Omit all pictures. Copy the rest of the material exactly.
── Dataset excerpts ──
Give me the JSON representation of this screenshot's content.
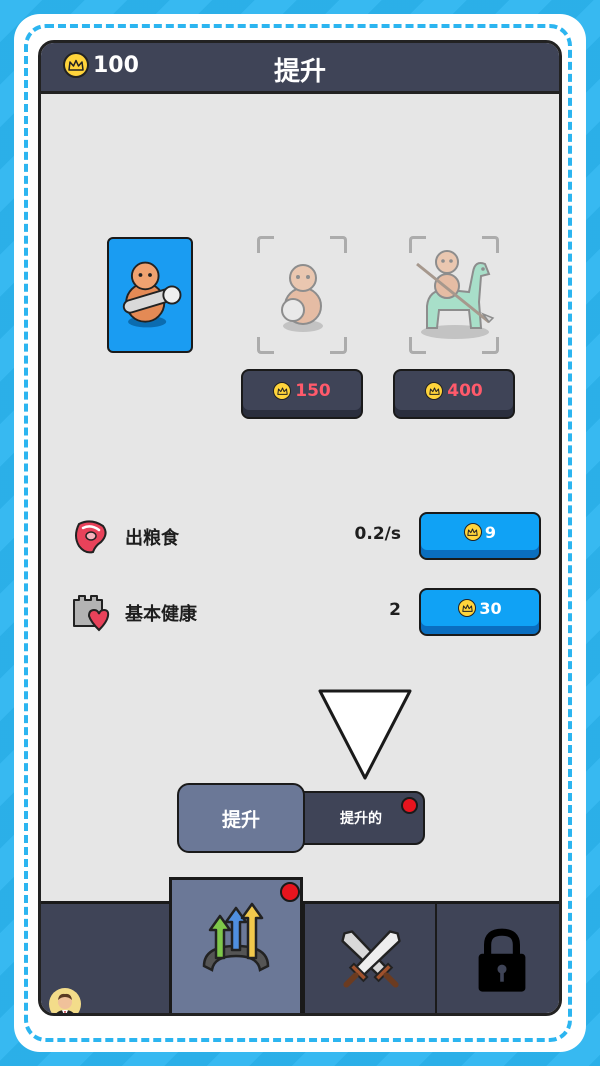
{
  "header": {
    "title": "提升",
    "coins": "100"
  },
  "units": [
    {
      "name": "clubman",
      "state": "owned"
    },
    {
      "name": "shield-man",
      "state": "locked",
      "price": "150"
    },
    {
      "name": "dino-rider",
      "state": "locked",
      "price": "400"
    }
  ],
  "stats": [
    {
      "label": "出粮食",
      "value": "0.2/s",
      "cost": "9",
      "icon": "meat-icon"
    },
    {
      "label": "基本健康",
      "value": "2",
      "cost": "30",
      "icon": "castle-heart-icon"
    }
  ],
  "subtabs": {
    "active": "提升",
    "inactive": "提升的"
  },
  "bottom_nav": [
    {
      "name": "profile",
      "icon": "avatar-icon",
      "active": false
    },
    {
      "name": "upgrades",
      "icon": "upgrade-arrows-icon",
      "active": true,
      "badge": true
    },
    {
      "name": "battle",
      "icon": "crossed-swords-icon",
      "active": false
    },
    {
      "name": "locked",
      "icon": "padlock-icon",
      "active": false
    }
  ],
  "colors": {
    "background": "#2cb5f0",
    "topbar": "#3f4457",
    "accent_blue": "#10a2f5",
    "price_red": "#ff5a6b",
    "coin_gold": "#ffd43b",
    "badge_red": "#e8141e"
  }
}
───
_Written answer_:
Give me the JSON representation of this screenshot's content.
{
  "header": {
    "title": "提升",
    "coins": "100"
  },
  "units": [
    {
      "name": "clubman",
      "state": "owned"
    },
    {
      "name": "shield-man",
      "state": "locked",
      "price": "150"
    },
    {
      "name": "dino-rider",
      "state": "locked",
      "price": "400"
    }
  ],
  "stats": [
    {
      "label": "出粮食",
      "value": "0.2/s",
      "cost": "9",
      "icon": "meat-icon"
    },
    {
      "label": "基本健康",
      "value": "2",
      "cost": "30",
      "icon": "castle-heart-icon"
    }
  ],
  "subtabs": {
    "active": "提升",
    "inactive": "提升的"
  },
  "bottom_nav": [
    {
      "name": "profile",
      "icon": "avatar-icon",
      "active": false
    },
    {
      "name": "upgrades",
      "icon": "upgrade-arrows-icon",
      "active": true,
      "badge": true
    },
    {
      "name": "battle",
      "icon": "crossed-swords-icon",
      "active": false
    },
    {
      "name": "locked",
      "icon": "padlock-icon",
      "active": false
    }
  ],
  "colors": {
    "background": "#2cb5f0",
    "topbar": "#3f4457",
    "accent_blue": "#10a2f5",
    "price_red": "#ff5a6b",
    "coin_gold": "#ffd43b",
    "badge_red": "#e8141e"
  }
}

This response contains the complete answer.